### DESCRIPTION OF THE TASK
Which lines below hold the word "given"? Report each one.

### MATERIAL PROVIDED
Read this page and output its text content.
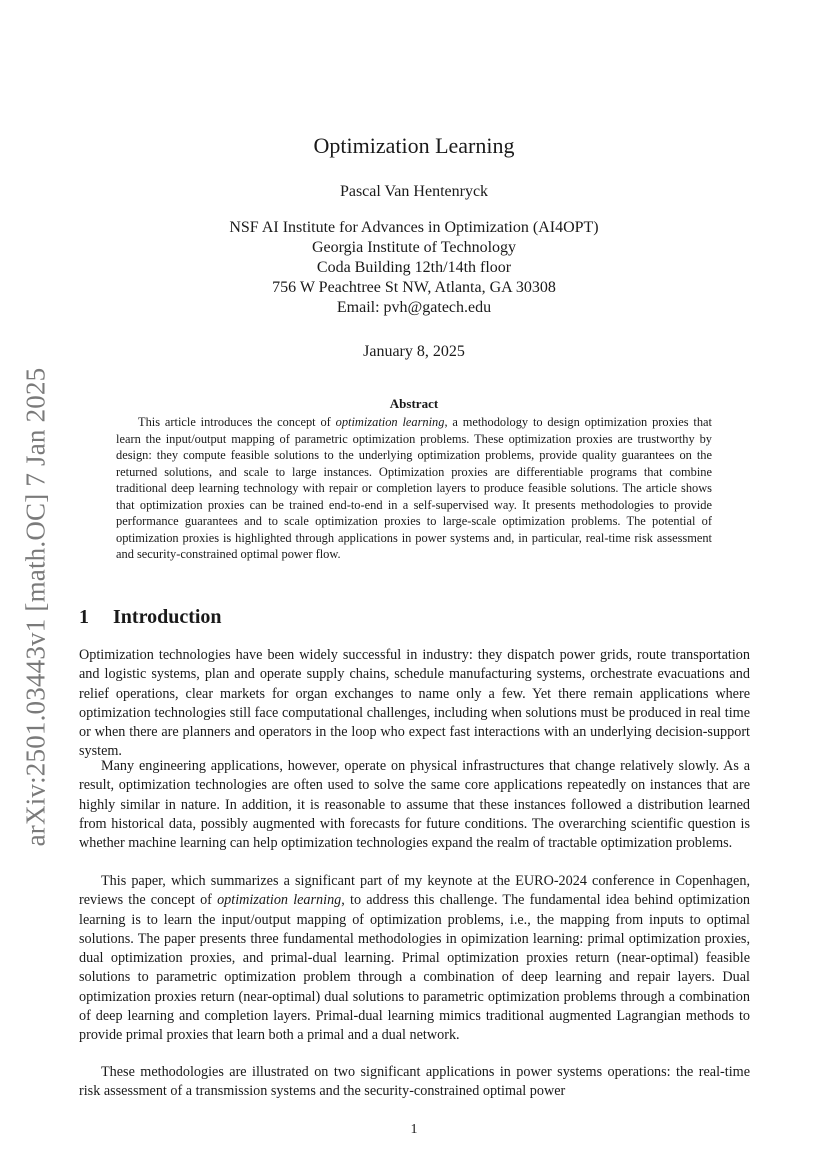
arXiv:2501.03443v1 [math.OC] 7 Jan 2025
Optimization Learning
Pascal Van Hentenryck
NSF AI Institute for Advances in Optimization (AI4OPT)
Georgia Institute of Technology
Coda Building 12th/14th floor
756 W Peachtree St NW, Atlanta, GA 30308
Email: pvh@gatech.edu
January 8, 2025
Abstract

This article introduces the concept of optimization learning, a methodology to design optimization proxies that learn the input/output mapping of parametric optimization problems. These optimization proxies are trustworthy by design: they compute feasible solutions to the underlying optimization problems, provide quality guarantees on the returned solutions, and scale to large instances. Optimization proxies are differentiable programs that combine traditional deep learning technology with repair or completion layers to produce feasible solutions. The article shows that optimization proxies can be trained end-to-end in a self-supervised way. It presents methodologies to provide performance guarantees and to scale optimization proxies to large-scale optimization problems. The potential of optimization proxies is highlighted through applications in power systems and, in particular, real-time risk assessment and security-constrained optimal power flow.

1 Introduction

Optimization technologies have been widely successful in industry: they dispatch power grids, route transportation and logistic systems, plan and operate supply chains, schedule manufacturing systems, orchestrate evacuations and relief operations, clear markets for organ exchanges to name only a few. Yet there remain applications where optimization technologies still face computational challenges, including when solutions must be produced in real time or when there are planners and operators in the loop who expect fast interactions with an underlying decision-support system.

Many engineering applications, however, operate on physical infrastructures that change relatively slowly. As a result, optimization technologies are often used to solve the same core applications repeatedly on instances that are highly similar in nature. In addition, it is reasonable to assume that these instances followed a distribution learned from historical data, possibly augmented with forecasts for future conditions. The overarching scientific question is whether machine learning can help optimization technologies expand the realm of tractable optimization problems.

This paper, which summarizes a significant part of my keynote at the EURO-2024 conference in Copenhagen, reviews the concept of optimization learning, to address this challenge. The fundamental idea behind optimization learning is to learn the input/output mapping of optimization problems, i.e., the mapping from inputs to optimal solutions. The paper presents three fundamental methodologies in opimization learning: primal optimization proxies, dual optimization proxies, and primal-dual learning. Primal optimization proxies return (near-optimal) feasible solutions to parametric optimization problem through a combination of deep learning and repair layers. Dual optimization proxies return (near-optimal) dual solutions to parametric optimization problems through a combination of deep learning and completion layers. Primal-dual learning mimics traditional augmented Lagrangian methods to provide primal proxies that learn both a primal and a dual network.

These methodologies are illustrated on two significant applications in power systems operations: the real-time risk assessment of a transmission systems and the security-constrained optimal power

1
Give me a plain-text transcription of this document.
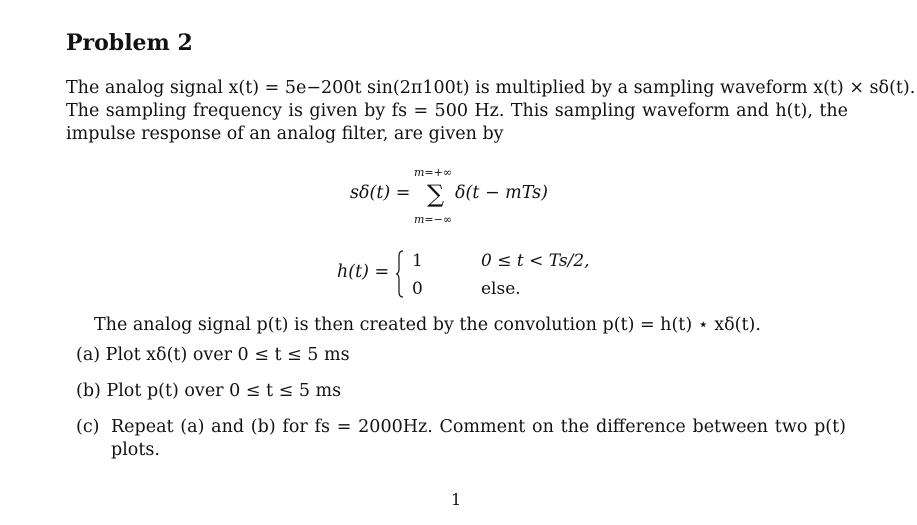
Problem 2
The analog signal x(t) = 5e−200t sin(2π100t) is multiplied by a sampling waveform x(t) × sδ(t).
The sampling frequency is given by fs = 500 Hz. This sampling waveform and h(t), the
impulse response of an analog filter, are given by
sδ(t) =
m=+∞
∑
m=−∞
δ(t − mTs)
h(t) =
1
0
0 ≤ t < Ts/2,
else.
The analog signal p(t) is then created by the convolution p(t) = h(t) ⋆ xδ(t).
(a) Plot xδ(t) over 0 ≤ t ≤ 5 ms
(b) Plot p(t) over 0 ≤ t ≤ 5 ms
(c) Repeat (a) and (b) for fs = 2000Hz. Comment on the difference between two p(t) plots.
1
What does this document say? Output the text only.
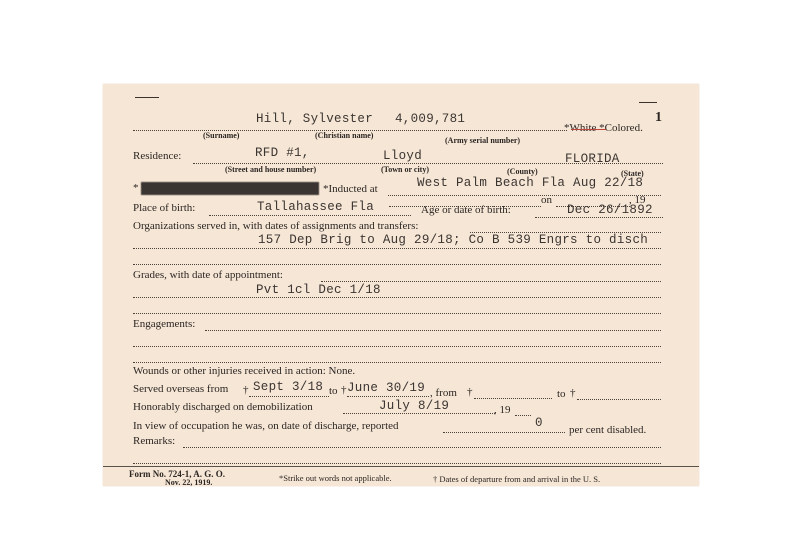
1
Hill, Sylvester 4,009,781
*White *Colored.
(Surname)	(Christian name)
(Army serial number)
Residence:	RFD #1,	Lloyd	FLORIDA
(Street and house number)	(Town or city)	(County)	(State)
*	*Inducted at	West Palm Beach Fla Aug 22/18
on	, 19
Place of birth:	Tallahassee Fla	Age or date of birth:	Dec 26/1892
Organizations served in, with dates of assignments and transfers:
157 Dep Brig to Aug 29/18; Co B 539 Engrs to disch
Grades, with date of appointment:
Pvt 1cl Dec 1/18
Engagements:
Wounds or other injuries received in action: None.
Served overseas from † Sept 3/18 to † June 30/19 , from †	to †
Honorably discharged on demobilization	July 8/19	, 19
In view of occupation he was, on date of discharge, reported	0 per cent disabled.
Remarks:
Form No. 724-1, A. G. O.
Nov. 22, 1919.	*Strike out words not applicable.	† Dates of departure from and arrival in the U. S.
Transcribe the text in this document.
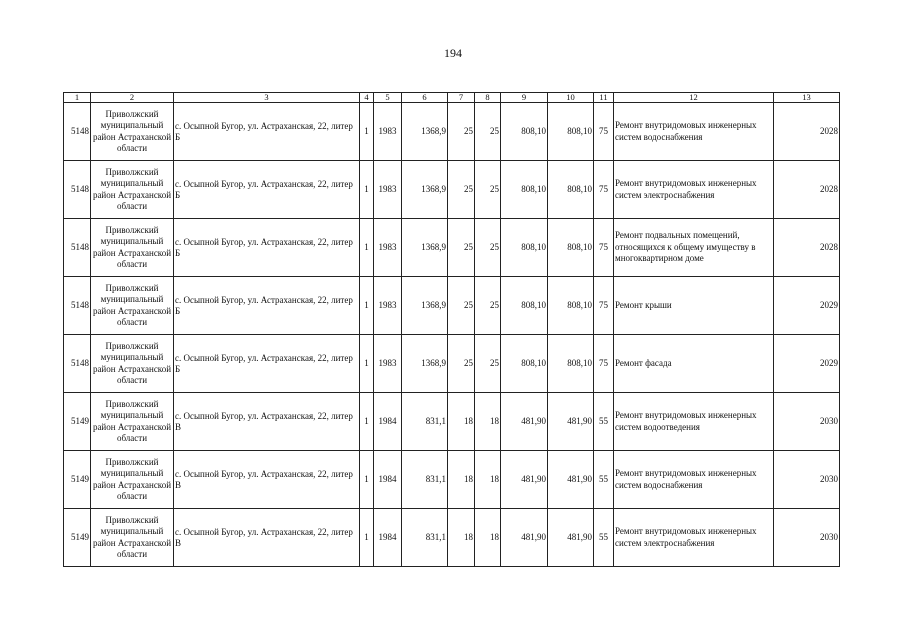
194
1	2	3	4	5	6	7	8	9	10	11	12	13
5148	Приволжский муниципальный район Астраханской области	с. Осыпной Бугор, ул. Астраханская, 22, литер Б	1	1983	1368,9	25	25	808,10	808,10	75	Ремонт внутридомовых инженерных систем водоснабжения	2028
5148	Приволжский муниципальный район Астраханской области	с. Осыпной Бугор, ул. Астраханская, 22, литер Б	1	1983	1368,9	25	25	808,10	808,10	75	Ремонт внутридомовых инженерных систем электроснабжения	2028
5148	Приволжский муниципальный район Астраханской области	с. Осыпной Бугор, ул. Астраханская, 22, литер Б	1	1983	1368,9	25	25	808,10	808,10	75	Ремонт подвальных помещений, относящихся к общему имуществу в многоквартирном доме	2028
5148	Приволжский муниципальный район Астраханской области	с. Осыпной Бугор, ул. Астраханская, 22, литер Б	1	1983	1368,9	25	25	808,10	808,10	75	Ремонт крыши	2029
5148	Приволжский муниципальный район Астраханской области	с. Осыпной Бугор, ул. Астраханская, 22, литер Б	1	1983	1368,9	25	25	808,10	808,10	75	Ремонт фасада	2029
5149	Приволжский муниципальный район Астраханской области	с. Осыпной Бугор, ул. Астраханская, 22, литер В	1	1984	831,1	18	18	481,90	481,90	55	Ремонт внутридомовых инженерных систем водоотведения	2030
5149	Приволжский муниципальный район Астраханской области	с. Осыпной Бугор, ул. Астраханская, 22, литер В	1	1984	831,1	18	18	481,90	481,90	55	Ремонт внутридомовых инженерных систем водоснабжения	2030
5149	Приволжский муниципальный район Астраханской области	с. Осыпной Бугор, ул. Астраханская, 22, литер В	1	1984	831,1	18	18	481,90	481,90	55	Ремонт внутридомовых инженерных систем электроснабжения	2030
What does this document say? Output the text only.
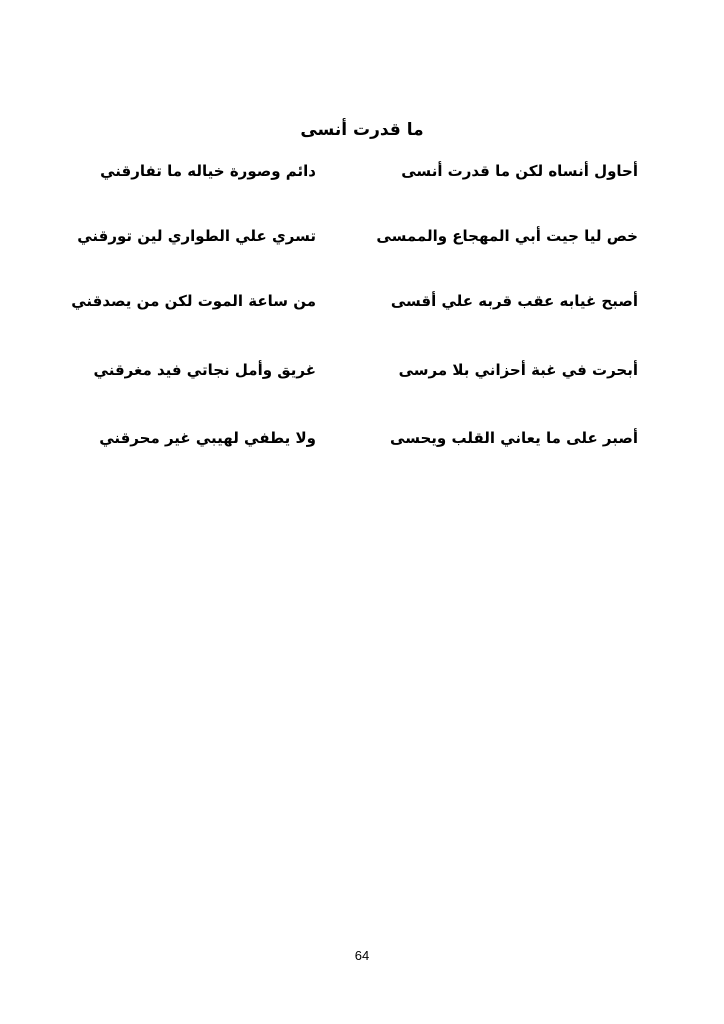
ما قدرت أنسى
أحاول أنساه لكن ما قدرت أنسى
دائم وصورة خياله ما تفارقني
خص ليا جيت أبي المهجاع والممسى
تسري علي الطواري لين تورقني
أصبح غيابه عقب قربه علي أقسى
من ساعة الموت لكن من يصدقني
أبحرت في غبة أحزاني بلا مرسى
غريق وأمل نجاتي فيد مغرقني
أصبر على ما يعاني القلب ويحسى
ولا يطفي لهيبي غير محرقني
64
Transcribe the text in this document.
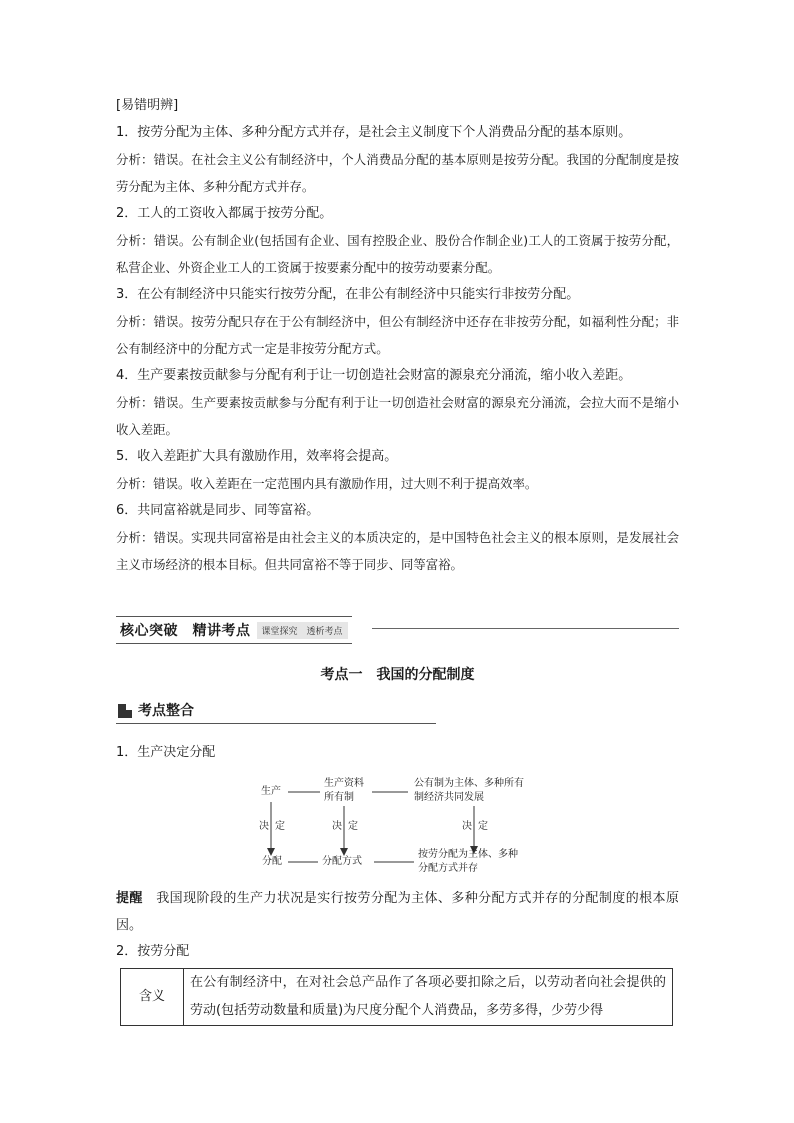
[易错明辨]
1．按劳分配为主体、多种分配方式并存，是社会主义制度下个人消费品分配的基本原则。
分析：错误。在社会主义公有制经济中，个人消费品分配的基本原则是按劳分配。我国的分配制度是按劳分配为主体、多种分配方式并存。
2．工人的工资收入都属于按劳分配。
分析：错误。公有制企业(包括国有企业、国有控股企业、股份合作制企业)工人的工资属于按劳分配，私营企业、外资企业工人的工资属于按要素分配中的按劳动要素分配。
3．在公有制经济中只能实行按劳分配，在非公有制经济中只能实行非按劳分配。
分析：错误。按劳分配只存在于公有制经济中，但公有制经济中还存在非按劳分配，如福利性分配；非公有制经济中的分配方式一定是非按劳分配方式。
4．生产要素按贡献参与分配有利于让一切创造社会财富的源泉充分涌流，缩小收入差距。
分析：错误。生产要素按贡献参与分配有利于让一切创造社会财富的源泉充分涌流，会拉大而不是缩小收入差距。
5．收入差距扩大具有激励作用，效率将会提高。
分析：错误。收入差距在一定范围内具有激励作用，过大则不利于提高效率。
6．共同富裕就是同步、同等富裕。
分析：错误。实现共同富裕是由社会主义的本质决定的，是中国特色社会主义的根本原则，是发展社会主义市场经济的根本目标。但共同富裕不等于同步、同等富裕。
核心突破　精讲考点	课堂探究　透析考点
考点一　我国的分配制度
考点整合
1．生产决定分配
生产
生产资料
所有制
公有制为主体、多种所有
制经济共同发展
决 定	决 定	决 定
分配	分配方式
按劳分配为主体、多种
分配方式并存
提醒　 我国现阶段的生产力状况是实行按劳分配为主体、多种分配方式并存的分配制度的根本原因。
2．按劳分配
含义	在公有制经济中，在对社会总产品作了各项必要扣除之后，以劳动者向社会提供的劳动(包括劳动数量和质量)为尺度分配个人消费品，多劳多得，少劳少得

### FINISHED TASK
The sampling frequency is given by fs = 500 Hz. This sampling waveform and h(t), the
impulse response of an analog filter, are given by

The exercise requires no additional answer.